## TASK GOAL
Reproduce the following text on gray biotechnology word for word, from its title through its final sentence.

## TEXT EXCERPT
Fifty shades of gray biotechnology - Ramon Ganigue

For decades white biotechnology had been in charge of the production of bio-based molecules from sugars using “domesticated” or “engineered” microorganisms.

In parallel, grey (or environmental) biotechnology had focused on waste treatment and sanitation using open mixed cultures, with biogas as the only real product (although not a very lucrative one).

This clear niche differentiation both in aim and approach was shaken by the need to convert our waste into products.

Minimizing both waste generation and resource depletion killed two birds with one stone.

Better off than anticipated

By 2050 we are better off than anticipated. The majority of the human population lives in self-sufficient and autarkic cities powered by solar and wind green electricity, breath clean air and have access to safe drinking water.

Curving the downward spiral we were in 2019 was possible, in part, due to the development of a new generation of waste-to-product biotechnologies.

Conventional waste treatment approaches were replaced by white-biotech-inspired mixed culture bio-production processes, able to deliver commercial-grade products from waste-grade resources. Where needed, engineered strains or communities were used to perform functions not possible/viable with natural microorganisms.

Learning from nature

In parallel, classic white biotech moved beyond monocultures.

Learning from nature, industrial microbiomes benefited from the interaction between different organisms, allowing for more robust, stable and performant processes.

This revolution triggered by a looming crisis was only possible due to breakthroughs in several distinct fields. The genetic potential and metabolic capacities of microorganisms (especially those not yet cultured) were fully unravelled thanks to the advances in meta-omics and the increased “data crunching” capabilities brought in by artificial intelligence.

Hybrid approach

The rise in synthetic biology allowed to improve natural microorganisms, or assemble them in tailored and high-performant communities. Novel high-rate bio-processing techniques were brought to the fore and advances in product recovery allowed to circumvent the bottlenecks of downstream processing.

Of course, non-technological aspects such as the societal acceptance of waste-derived products, as well as a more lenient (yet safe) regulatory framework and incentivizing policies helped to leverage the shift.

Ultimately, the realization of such hybrid approach to circular microbial technologies was only possible when scientists comprehended that between classic environmental and industrial biotechnology, there are many shades of grey.

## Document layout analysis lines
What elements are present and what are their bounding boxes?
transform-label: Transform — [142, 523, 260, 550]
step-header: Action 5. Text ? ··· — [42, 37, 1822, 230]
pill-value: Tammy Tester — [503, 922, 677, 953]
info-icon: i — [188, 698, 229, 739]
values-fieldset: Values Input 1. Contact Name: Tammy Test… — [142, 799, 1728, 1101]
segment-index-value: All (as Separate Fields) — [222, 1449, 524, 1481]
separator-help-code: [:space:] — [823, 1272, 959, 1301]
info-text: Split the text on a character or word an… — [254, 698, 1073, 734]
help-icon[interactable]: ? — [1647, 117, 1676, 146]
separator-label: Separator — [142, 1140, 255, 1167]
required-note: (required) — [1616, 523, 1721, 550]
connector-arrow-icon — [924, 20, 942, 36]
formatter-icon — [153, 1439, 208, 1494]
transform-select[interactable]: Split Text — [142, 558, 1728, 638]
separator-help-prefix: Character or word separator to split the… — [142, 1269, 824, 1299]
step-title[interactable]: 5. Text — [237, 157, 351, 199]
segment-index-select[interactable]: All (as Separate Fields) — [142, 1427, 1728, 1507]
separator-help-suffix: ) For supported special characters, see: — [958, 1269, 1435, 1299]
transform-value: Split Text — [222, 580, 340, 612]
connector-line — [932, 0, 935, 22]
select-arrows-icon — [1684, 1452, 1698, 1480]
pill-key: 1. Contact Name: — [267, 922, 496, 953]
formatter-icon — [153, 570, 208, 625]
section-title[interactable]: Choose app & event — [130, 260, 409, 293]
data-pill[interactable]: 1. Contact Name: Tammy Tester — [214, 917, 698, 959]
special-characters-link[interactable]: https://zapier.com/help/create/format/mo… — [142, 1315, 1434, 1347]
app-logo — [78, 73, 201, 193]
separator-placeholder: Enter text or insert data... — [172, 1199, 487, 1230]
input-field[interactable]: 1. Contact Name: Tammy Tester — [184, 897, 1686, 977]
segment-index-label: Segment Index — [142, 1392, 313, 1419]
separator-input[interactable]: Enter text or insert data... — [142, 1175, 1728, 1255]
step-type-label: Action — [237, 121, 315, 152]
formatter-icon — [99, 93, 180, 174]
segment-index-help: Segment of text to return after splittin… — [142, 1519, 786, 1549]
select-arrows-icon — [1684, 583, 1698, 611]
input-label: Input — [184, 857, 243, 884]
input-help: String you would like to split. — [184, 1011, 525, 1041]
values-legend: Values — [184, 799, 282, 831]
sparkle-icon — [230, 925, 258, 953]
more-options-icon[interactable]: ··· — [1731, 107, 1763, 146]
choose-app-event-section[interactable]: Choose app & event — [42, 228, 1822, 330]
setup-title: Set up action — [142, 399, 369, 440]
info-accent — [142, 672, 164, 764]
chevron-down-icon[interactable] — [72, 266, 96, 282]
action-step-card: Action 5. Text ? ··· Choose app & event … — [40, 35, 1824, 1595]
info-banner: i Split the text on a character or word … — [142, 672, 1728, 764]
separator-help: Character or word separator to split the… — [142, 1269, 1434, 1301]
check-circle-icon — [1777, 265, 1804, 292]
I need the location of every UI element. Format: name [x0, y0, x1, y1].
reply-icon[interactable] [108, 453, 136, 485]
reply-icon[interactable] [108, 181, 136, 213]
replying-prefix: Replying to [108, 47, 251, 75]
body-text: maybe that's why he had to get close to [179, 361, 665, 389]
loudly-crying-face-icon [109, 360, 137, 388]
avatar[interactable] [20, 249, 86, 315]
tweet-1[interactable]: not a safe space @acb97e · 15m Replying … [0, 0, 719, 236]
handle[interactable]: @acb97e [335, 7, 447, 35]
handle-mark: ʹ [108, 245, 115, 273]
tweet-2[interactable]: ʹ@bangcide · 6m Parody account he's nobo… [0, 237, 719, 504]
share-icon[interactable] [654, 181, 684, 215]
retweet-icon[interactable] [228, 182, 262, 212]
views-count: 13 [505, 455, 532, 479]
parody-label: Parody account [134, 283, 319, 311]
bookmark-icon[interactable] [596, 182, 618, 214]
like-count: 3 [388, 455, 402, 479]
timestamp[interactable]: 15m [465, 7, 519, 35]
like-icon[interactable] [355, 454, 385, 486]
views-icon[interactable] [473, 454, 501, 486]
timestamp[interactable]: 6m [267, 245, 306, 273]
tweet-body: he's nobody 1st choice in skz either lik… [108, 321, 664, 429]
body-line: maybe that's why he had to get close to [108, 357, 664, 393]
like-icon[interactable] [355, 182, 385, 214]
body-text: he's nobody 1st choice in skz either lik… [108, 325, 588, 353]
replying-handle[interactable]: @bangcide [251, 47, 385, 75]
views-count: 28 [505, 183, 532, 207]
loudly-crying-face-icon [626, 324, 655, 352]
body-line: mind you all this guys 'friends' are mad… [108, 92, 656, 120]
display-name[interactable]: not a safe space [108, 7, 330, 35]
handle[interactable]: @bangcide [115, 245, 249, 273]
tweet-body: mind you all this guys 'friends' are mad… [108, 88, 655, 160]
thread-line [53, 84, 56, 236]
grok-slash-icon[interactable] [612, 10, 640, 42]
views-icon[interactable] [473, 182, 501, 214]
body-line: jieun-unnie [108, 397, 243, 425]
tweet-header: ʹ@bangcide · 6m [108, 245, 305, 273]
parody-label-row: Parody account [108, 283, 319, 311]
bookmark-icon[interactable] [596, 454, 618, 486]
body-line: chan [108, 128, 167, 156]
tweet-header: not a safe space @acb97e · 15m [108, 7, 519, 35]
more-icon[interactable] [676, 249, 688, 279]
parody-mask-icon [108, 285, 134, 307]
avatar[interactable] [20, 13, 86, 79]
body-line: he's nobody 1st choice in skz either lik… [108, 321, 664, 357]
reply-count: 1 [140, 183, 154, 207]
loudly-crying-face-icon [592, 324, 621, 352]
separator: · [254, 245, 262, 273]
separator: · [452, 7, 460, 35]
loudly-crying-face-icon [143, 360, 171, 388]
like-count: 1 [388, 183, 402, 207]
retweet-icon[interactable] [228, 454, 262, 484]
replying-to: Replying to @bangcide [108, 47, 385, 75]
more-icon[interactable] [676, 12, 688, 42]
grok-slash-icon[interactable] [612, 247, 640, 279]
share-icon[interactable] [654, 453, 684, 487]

## ANSWER SPACE
Fifty shades of gray biotechnology - Ramon Ganigue

For decades white biotechnology had been in charge of the production of bio-based molecules from sugars using “domesticated” or “engineered” microorganisms.

In parallel, grey (or environmental) biotechnology had focused on waste treatment and sanitation using open mixed cultures, with biogas as the only real product (although not a very lucrative one).

This clear niche differentiation both in aim and approach was shaken by the need to convert our waste into products.

Minimizing both waste generation and resource depletion killed two birds with one stone.

Better off than anticipated

By 2050 we are better off than anticipated. The majority of the human population lives in self-sufficient and autarkic cities powered by solar and wind green electricity, breath clean air and have access to safe drinking water.

Curving the downward spiral we were in 2019 was possible, in part, due to the development of a new generation of waste-to-product biotechnologies.

Conventional waste treatment approaches were replaced by white-biotech-inspired mixed culture bio-production processes, able to deliver commercial-grade products from waste-grade resources. Where needed, engineered strains or communities were used to perform functions not possible/viable with natural microorganisms.

Learning from nature

In parallel, classic white biotech moved beyond monocultures.

Learning from nature, industrial microbiomes benefited from the interaction between different organisms, allowing for more robust, stable and performant processes.

This revolution triggered by a looming crisis was only possible due to breakthroughs in several distinct fields. The genetic potential and metabolic capacities of microorganisms (especially those not yet cultured) were fully unravelled thanks to the advances in meta-omics and the increased “data crunching” capabilities brought in by artificial intelligence.

Hybrid approach

The rise in synthetic biology allowed to improve natural microorganisms, or assemble them in tailored and high-performant communities. Novel high-rate bio-processing techniques were brought to the fore and advances in product recovery allowed to circumvent the bottlenecks of downstream processing.

Of course, non-technological aspects such as the societal acceptance of waste-derived products, as well as a more lenient (yet safe) regulatory framework and incentivizing policies helped to leverage the shift.

Ultimately, the realization of such hybrid approach to circular microbial technologies was only possible when scientists comprehended that between classic environmental and industrial biotechnology, there are many shades of grey.